» Aim of the task: Find each line containing the string "进行模糊查询". Copy it.

» Data excerpts:
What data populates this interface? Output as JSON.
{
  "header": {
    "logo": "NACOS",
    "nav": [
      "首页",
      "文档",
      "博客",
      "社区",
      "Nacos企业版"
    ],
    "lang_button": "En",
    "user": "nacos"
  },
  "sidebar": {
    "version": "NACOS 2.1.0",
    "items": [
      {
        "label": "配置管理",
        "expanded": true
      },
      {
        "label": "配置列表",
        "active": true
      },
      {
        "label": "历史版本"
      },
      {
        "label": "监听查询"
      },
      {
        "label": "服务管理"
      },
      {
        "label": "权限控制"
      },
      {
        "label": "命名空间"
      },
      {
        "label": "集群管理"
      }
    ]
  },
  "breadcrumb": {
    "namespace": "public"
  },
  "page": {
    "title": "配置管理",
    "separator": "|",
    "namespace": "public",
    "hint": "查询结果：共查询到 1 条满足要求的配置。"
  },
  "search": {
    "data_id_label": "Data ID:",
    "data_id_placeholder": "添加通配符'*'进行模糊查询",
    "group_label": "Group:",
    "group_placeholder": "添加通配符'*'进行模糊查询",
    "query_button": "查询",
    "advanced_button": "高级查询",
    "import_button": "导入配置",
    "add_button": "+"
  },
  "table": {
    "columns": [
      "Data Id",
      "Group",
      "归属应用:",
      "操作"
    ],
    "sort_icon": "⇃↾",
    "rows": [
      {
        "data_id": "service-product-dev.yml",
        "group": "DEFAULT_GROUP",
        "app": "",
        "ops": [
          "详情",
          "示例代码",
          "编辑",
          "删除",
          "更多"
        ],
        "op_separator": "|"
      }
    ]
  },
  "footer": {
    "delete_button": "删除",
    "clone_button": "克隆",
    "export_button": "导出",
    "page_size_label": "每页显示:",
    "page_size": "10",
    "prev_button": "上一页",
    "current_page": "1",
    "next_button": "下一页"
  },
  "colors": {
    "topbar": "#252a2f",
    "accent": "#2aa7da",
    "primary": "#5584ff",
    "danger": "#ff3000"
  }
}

» Solution to this exercise:
    "data_id_placeholder": "添加通配符'*'进行模糊查询",
    "group_placeholder": "添加通配符'*'进行模糊查询",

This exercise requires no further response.